··· SUPPLIED RECORDS

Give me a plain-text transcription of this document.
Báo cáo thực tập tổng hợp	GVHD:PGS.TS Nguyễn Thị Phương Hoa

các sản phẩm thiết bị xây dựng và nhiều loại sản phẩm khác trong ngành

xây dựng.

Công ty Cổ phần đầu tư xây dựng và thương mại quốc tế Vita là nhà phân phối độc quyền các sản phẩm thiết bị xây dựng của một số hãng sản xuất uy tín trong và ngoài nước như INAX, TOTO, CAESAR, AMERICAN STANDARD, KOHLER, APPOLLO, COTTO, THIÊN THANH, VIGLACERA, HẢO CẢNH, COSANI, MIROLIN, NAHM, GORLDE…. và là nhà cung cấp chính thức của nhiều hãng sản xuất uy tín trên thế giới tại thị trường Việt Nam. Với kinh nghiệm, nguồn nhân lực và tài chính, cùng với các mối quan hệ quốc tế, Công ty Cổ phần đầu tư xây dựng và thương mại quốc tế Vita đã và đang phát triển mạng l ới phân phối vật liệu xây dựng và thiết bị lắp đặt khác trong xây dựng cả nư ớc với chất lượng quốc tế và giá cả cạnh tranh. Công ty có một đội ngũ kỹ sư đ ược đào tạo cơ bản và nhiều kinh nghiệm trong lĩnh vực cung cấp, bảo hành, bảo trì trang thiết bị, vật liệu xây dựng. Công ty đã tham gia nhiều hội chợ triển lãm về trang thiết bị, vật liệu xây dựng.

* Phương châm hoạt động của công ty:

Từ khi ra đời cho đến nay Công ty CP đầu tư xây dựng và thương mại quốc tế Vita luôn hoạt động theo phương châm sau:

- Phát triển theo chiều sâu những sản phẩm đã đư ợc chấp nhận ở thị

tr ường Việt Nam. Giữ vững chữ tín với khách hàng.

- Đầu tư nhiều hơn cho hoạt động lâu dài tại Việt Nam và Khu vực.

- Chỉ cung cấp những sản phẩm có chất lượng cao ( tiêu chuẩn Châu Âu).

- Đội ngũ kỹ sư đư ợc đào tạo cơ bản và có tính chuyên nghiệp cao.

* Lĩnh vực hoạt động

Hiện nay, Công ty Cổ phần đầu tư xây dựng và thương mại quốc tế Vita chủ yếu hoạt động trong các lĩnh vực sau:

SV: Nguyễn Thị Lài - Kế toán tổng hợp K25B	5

······
··· SUPPLIED RECORDS

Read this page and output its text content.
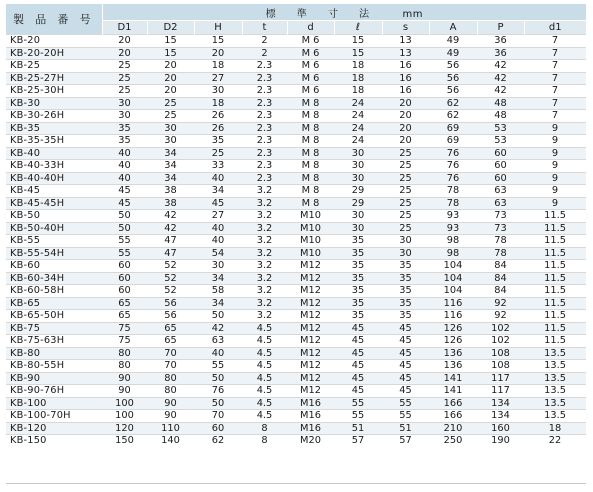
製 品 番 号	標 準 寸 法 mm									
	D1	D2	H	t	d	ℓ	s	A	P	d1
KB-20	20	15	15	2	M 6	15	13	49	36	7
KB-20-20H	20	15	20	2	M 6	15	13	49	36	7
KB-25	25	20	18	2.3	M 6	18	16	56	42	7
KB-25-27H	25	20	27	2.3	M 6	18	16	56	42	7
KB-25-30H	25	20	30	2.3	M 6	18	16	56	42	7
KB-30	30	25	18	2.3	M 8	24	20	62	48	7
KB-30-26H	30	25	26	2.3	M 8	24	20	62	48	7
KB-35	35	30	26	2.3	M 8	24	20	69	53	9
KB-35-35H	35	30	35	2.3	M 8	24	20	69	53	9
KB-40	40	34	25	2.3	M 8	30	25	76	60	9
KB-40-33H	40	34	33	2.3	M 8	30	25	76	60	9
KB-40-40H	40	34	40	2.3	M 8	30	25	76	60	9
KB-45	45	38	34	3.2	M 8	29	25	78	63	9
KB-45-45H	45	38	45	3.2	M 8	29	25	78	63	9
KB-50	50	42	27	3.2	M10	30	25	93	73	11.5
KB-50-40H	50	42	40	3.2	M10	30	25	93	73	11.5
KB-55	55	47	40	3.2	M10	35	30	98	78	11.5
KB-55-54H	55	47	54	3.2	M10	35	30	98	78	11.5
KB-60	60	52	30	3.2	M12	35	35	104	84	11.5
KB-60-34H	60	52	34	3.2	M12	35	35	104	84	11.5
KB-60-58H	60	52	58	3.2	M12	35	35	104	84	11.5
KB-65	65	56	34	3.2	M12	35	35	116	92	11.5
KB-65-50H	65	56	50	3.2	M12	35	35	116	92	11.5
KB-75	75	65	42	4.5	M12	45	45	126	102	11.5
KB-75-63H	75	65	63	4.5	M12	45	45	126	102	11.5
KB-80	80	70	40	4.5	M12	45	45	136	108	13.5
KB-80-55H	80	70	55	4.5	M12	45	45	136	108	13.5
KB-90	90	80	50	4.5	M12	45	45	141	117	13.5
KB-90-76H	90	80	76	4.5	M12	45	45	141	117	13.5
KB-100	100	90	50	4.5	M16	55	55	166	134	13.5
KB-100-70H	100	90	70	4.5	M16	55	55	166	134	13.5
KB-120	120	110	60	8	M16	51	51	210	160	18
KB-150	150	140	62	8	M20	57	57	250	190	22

······
··· SUPPLIED RECORDS

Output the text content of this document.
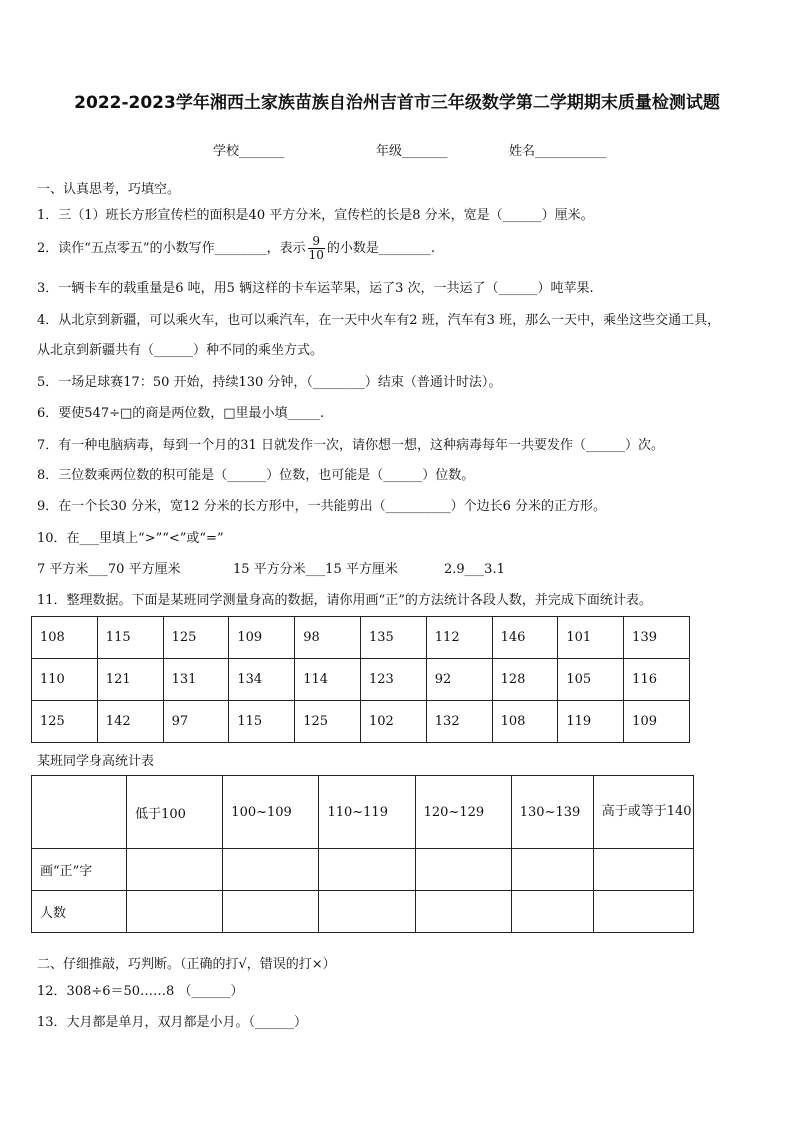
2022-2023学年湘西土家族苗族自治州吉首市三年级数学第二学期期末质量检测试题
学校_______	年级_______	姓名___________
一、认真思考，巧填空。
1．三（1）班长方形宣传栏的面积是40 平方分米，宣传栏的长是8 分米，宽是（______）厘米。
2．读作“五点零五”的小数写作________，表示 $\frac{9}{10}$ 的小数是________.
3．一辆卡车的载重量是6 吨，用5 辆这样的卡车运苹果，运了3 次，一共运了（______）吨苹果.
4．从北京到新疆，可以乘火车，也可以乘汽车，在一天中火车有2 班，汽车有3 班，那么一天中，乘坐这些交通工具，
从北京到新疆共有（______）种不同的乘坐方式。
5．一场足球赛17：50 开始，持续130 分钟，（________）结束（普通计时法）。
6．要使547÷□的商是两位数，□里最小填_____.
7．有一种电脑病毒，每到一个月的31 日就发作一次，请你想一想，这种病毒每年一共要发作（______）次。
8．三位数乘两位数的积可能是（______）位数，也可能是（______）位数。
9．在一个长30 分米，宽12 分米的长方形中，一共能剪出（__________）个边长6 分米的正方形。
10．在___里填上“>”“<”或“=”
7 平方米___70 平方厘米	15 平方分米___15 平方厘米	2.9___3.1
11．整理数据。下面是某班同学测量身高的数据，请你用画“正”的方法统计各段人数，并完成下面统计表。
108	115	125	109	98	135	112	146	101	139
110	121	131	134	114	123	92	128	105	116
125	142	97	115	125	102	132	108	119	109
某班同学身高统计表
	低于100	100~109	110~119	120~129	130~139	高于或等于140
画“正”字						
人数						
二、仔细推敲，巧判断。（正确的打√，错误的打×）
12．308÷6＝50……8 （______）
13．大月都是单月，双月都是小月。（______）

······

TO DO -
How many lines in the records above hold the word "tổng"? Give only the number.

COMPLETED TASK -
2